--- Begin ---

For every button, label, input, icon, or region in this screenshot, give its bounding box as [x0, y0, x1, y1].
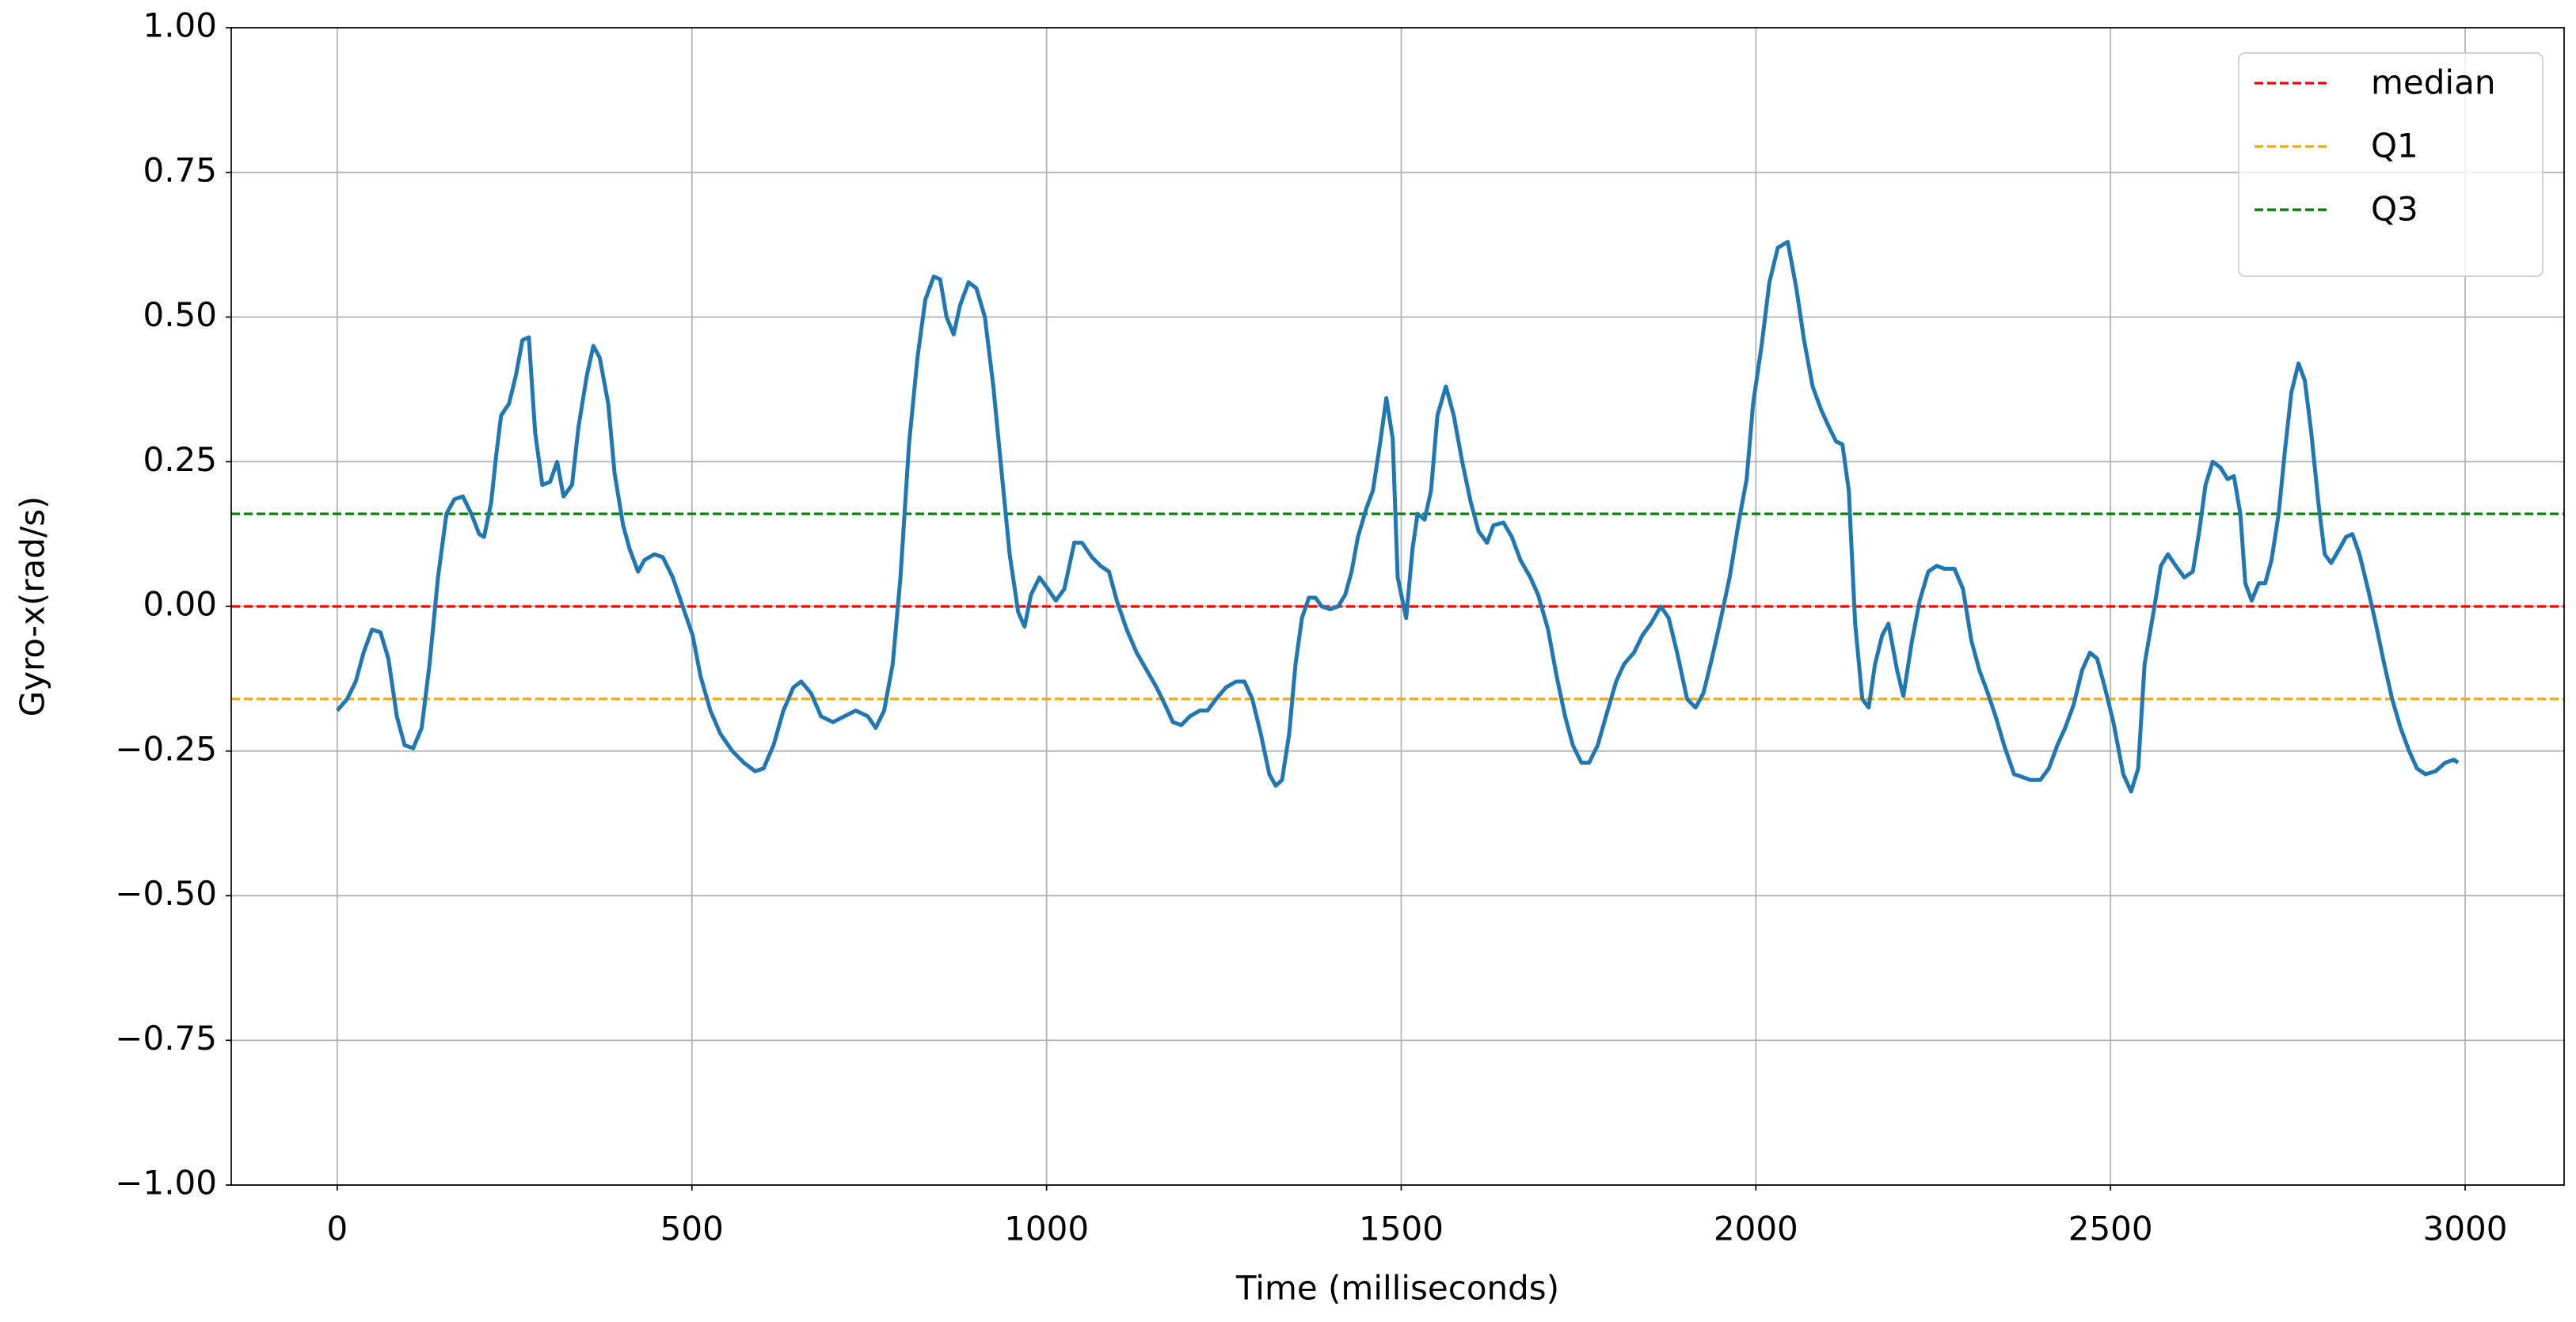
x-axis-label: Time (milliseconds) — [1235, 1269, 1559, 1308]
axes-frame — [230, 27, 2565, 1186]
x-tick-label: 1000 — [1004, 1210, 1089, 1248]
x-tick-label: 2000 — [1714, 1210, 1798, 1248]
y-tick-label: −0.25 — [115, 729, 217, 768]
y-tick-label: −0.50 — [115, 874, 217, 913]
data-line — [336, 240, 2460, 794]
y-tick-label: 1.00 — [143, 6, 217, 45]
y-tick-label: −0.75 — [115, 1019, 217, 1058]
legend-box — [2238, 52, 2544, 277]
x-tick-label: 2500 — [2068, 1210, 2153, 1248]
legend-label: Q1 — [2371, 127, 2418, 165]
y-tick-label: 0.25 — [143, 440, 217, 479]
y-axis-label: Gyro-x(rad/s) — [13, 496, 52, 717]
y-tick-label: 0.00 — [143, 585, 217, 624]
legend-label: median — [2371, 63, 2495, 102]
x-tick-label: 3000 — [2423, 1210, 2508, 1248]
y-tick-label: 0.50 — [143, 295, 217, 334]
y-tick-label: −1.00 — [115, 1164, 217, 1202]
x-tick-label: 0 — [327, 1210, 348, 1248]
plot-area — [231, 240, 2564, 794]
y-tick-label: 0.75 — [143, 150, 217, 189]
legend-label: Q3 — [2371, 190, 2418, 229]
x-tick-label: 1500 — [1359, 1210, 1444, 1248]
x-tick-label: 500 — [660, 1210, 724, 1248]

--- End ---

EXERCISE TASK: Print the listing above line for line, unchanged, omitting the picture.

ANSWER FOR THE TASK:
For every button, label, input, icon, or region in this screenshot, give its bounding box as [x0, y0, x1, y1].
x-axis-label: Time (milliseconds) — [1235, 1269, 1559, 1308]
axes-frame — [230, 27, 2565, 1186]
x-tick-label: 1000 — [1004, 1210, 1089, 1248]
x-tick-label: 2000 — [1714, 1210, 1798, 1248]
y-tick-label: −0.25 — [115, 729, 217, 768]
y-tick-label: −0.50 — [115, 874, 217, 913]
data-line — [336, 240, 2460, 794]
y-tick-label: 1.00 — [143, 6, 217, 45]
y-tick-label: −0.75 — [115, 1019, 217, 1058]
legend-box — [2238, 52, 2544, 277]
x-tick-label: 2500 — [2068, 1210, 2153, 1248]
legend-label: Q1 — [2371, 127, 2418, 165]
y-tick-label: 0.25 — [143, 440, 217, 479]
y-axis-label: Gyro-x(rad/s) — [13, 496, 52, 717]
y-tick-label: 0.00 — [143, 585, 217, 624]
legend-label: median — [2371, 63, 2495, 102]
x-tick-label: 3000 — [2423, 1210, 2508, 1248]
y-tick-label: 0.50 — [143, 295, 217, 334]
y-tick-label: −1.00 — [115, 1164, 217, 1202]
x-tick-label: 0 — [327, 1210, 348, 1248]
plot-area — [231, 240, 2564, 794]
y-tick-label: 0.75 — [143, 150, 217, 189]
legend-label: Q3 — [2371, 190, 2418, 229]
x-tick-label: 1500 — [1359, 1210, 1444, 1248]
x-tick-label: 500 — [660, 1210, 724, 1248]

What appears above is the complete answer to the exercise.